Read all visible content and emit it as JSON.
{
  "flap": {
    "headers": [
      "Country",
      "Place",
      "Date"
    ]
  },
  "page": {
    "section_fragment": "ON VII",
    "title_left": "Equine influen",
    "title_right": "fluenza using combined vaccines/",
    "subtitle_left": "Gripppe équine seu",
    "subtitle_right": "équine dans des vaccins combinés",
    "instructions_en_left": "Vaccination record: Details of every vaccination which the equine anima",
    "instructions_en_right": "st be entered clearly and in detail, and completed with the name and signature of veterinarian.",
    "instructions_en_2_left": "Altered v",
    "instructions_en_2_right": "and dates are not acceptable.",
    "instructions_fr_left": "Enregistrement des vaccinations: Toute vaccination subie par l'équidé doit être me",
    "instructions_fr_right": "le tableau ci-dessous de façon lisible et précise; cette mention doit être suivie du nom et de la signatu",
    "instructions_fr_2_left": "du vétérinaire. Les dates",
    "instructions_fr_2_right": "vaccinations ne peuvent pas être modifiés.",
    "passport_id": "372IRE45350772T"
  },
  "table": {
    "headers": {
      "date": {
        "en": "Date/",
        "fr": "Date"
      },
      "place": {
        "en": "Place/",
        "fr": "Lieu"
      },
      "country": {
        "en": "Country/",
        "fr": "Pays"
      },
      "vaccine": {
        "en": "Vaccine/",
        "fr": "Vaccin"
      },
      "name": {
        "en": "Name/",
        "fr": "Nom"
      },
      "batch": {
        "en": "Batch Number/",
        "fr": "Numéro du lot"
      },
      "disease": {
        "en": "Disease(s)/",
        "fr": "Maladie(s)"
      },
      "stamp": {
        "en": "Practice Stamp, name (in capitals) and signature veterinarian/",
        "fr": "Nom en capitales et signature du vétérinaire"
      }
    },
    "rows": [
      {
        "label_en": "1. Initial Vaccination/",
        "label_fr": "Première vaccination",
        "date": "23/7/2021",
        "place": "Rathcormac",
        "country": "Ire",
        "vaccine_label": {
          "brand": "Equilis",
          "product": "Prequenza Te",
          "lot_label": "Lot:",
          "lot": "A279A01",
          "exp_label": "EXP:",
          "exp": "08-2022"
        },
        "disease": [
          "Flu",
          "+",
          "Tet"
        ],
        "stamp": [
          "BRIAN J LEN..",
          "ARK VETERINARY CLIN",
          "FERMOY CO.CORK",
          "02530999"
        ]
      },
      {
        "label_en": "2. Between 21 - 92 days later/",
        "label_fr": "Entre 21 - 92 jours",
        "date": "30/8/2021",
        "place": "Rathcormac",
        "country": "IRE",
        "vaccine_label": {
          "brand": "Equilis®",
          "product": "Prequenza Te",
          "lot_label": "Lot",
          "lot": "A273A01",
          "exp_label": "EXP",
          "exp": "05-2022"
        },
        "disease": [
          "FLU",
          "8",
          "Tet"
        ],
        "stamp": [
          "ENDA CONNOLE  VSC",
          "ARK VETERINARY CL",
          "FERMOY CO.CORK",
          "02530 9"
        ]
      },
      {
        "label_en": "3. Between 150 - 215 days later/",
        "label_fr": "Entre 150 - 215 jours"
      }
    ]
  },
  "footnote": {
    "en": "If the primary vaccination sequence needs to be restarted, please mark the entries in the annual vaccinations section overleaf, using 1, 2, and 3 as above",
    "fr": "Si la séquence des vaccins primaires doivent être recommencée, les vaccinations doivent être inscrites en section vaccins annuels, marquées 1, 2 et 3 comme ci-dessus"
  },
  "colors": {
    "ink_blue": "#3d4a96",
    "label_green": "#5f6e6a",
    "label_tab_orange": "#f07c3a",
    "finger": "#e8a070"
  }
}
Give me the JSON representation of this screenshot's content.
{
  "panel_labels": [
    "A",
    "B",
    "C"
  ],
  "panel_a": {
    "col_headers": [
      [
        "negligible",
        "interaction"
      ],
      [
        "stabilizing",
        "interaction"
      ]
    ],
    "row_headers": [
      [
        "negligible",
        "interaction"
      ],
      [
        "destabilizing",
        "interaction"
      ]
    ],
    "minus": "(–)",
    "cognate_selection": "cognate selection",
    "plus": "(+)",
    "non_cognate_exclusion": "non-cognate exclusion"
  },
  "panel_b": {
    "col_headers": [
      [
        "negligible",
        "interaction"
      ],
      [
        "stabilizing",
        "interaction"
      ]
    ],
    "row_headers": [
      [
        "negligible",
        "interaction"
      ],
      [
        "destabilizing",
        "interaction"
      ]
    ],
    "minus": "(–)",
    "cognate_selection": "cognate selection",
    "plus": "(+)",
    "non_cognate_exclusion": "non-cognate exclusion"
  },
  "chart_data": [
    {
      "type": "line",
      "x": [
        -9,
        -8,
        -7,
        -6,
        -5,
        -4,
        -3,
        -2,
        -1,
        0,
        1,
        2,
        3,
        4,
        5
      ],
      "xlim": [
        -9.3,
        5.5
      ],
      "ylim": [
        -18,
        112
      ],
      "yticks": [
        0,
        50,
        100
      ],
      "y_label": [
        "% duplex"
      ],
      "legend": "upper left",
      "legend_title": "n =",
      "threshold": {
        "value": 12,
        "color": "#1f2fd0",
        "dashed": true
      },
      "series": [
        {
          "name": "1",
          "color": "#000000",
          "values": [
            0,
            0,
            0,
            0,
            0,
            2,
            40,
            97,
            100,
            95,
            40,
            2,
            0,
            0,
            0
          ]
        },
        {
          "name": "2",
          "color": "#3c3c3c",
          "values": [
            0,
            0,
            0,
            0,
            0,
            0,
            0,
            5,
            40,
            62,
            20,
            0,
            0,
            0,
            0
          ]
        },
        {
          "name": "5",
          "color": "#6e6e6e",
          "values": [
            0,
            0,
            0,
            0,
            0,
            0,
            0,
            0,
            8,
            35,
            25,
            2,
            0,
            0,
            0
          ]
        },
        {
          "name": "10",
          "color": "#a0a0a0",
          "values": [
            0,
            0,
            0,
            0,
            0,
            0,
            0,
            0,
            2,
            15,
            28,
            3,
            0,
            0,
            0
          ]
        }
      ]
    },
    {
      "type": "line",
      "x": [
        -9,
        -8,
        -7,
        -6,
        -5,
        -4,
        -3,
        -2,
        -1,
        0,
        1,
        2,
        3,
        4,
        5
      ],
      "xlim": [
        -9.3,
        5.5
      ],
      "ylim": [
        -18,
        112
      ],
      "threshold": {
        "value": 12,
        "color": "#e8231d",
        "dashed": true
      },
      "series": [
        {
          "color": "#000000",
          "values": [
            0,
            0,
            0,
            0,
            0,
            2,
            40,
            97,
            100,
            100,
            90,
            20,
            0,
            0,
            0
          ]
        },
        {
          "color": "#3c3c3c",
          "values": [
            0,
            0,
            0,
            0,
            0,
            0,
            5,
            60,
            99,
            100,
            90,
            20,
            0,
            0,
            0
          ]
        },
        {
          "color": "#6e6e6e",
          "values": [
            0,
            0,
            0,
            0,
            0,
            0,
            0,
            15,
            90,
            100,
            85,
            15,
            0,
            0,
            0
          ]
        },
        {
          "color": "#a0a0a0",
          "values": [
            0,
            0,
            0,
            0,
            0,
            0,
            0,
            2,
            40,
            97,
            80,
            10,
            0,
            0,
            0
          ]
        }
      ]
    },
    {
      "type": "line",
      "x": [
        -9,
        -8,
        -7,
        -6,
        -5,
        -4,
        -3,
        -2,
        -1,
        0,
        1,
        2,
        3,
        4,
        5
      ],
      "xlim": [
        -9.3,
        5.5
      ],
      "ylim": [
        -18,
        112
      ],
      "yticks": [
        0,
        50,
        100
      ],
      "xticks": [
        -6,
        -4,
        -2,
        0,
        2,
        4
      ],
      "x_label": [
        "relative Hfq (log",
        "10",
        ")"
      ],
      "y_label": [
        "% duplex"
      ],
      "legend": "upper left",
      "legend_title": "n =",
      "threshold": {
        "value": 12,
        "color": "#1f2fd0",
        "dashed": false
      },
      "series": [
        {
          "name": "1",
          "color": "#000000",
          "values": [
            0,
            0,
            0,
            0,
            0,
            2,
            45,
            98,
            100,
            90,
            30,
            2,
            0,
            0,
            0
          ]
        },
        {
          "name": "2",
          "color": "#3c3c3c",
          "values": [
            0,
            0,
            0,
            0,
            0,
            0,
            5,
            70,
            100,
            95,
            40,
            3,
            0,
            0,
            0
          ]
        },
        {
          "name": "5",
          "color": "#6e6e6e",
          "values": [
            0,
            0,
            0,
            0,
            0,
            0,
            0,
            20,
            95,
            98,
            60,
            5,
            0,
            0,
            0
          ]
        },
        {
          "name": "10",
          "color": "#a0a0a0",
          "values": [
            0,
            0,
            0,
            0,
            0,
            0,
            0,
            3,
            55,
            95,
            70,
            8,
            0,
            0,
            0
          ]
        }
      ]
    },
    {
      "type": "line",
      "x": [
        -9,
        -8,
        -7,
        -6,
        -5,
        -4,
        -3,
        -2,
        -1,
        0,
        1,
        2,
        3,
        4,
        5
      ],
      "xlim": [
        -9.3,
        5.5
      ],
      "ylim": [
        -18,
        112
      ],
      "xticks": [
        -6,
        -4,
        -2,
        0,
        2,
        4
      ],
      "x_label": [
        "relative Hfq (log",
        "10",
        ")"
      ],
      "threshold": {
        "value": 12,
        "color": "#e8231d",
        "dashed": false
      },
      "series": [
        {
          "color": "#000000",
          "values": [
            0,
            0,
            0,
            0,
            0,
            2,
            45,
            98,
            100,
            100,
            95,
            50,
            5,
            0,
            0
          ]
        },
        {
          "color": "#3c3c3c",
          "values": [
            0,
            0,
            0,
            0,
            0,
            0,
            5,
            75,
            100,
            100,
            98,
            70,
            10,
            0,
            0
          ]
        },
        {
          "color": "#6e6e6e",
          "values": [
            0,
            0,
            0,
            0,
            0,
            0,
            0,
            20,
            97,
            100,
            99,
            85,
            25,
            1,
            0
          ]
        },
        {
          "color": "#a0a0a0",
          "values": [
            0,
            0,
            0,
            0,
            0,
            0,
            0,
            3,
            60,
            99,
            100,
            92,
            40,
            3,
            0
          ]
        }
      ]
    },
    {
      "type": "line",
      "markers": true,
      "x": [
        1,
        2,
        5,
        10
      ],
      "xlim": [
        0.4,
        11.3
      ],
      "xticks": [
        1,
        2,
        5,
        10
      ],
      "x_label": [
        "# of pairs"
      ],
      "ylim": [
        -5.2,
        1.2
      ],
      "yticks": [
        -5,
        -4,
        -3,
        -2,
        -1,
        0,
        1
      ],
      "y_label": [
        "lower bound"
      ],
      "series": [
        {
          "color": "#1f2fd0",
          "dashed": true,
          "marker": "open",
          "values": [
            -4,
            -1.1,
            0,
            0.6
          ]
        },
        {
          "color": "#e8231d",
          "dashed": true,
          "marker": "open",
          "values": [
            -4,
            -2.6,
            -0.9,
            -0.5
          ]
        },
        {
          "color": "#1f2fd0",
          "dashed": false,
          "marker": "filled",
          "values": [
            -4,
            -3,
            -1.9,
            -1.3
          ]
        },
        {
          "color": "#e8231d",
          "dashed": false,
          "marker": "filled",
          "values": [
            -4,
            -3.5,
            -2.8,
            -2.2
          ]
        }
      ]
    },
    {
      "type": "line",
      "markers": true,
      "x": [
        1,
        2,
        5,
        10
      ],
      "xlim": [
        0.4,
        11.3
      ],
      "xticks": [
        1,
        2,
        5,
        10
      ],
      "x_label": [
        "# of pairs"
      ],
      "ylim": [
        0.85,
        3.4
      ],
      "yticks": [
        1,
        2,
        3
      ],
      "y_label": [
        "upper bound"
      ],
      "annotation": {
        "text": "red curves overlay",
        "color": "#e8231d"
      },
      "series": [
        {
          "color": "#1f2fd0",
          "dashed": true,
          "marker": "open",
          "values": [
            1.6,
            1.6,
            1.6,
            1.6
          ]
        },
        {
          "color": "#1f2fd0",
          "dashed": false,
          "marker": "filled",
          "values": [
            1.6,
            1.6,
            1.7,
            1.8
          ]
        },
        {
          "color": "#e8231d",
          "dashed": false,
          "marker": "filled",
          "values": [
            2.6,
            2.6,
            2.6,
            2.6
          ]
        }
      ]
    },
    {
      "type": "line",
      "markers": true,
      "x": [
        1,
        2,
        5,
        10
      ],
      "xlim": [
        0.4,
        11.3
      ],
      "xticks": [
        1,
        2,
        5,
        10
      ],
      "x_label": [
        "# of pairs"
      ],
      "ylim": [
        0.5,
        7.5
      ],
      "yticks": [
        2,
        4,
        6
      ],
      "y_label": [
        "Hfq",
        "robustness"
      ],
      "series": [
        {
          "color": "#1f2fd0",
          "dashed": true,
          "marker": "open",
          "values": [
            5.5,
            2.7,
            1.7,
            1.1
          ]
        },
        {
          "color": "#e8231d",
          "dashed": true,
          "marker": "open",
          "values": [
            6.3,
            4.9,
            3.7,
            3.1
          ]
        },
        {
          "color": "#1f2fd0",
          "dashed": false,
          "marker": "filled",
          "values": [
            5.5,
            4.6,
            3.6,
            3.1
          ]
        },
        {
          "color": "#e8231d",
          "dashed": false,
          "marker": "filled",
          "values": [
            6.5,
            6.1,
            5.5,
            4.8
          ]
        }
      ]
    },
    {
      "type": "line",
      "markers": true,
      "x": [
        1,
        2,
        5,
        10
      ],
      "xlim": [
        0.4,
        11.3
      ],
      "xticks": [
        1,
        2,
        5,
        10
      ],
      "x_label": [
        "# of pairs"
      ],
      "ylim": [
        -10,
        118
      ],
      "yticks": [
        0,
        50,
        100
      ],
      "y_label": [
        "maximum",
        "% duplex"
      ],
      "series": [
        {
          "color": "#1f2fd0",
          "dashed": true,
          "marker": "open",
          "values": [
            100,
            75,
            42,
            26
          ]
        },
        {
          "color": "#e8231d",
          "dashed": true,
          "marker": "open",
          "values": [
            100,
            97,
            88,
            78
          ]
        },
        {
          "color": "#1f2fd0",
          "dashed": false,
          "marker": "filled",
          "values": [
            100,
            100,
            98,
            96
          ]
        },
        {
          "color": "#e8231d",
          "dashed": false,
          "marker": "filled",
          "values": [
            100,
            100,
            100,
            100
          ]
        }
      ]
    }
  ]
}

===============

[GOAL]
Copy out every line in the entries above that holds "using".

[ANSWER TO THIS EXERCISE]
    "title_right": "fluenza using combined vaccines/",
    "en": "If the primary vaccination sequence needs to be restarted, please mark the entries in the annual vaccinations section overleaf, using 1, 2, and 3 as above",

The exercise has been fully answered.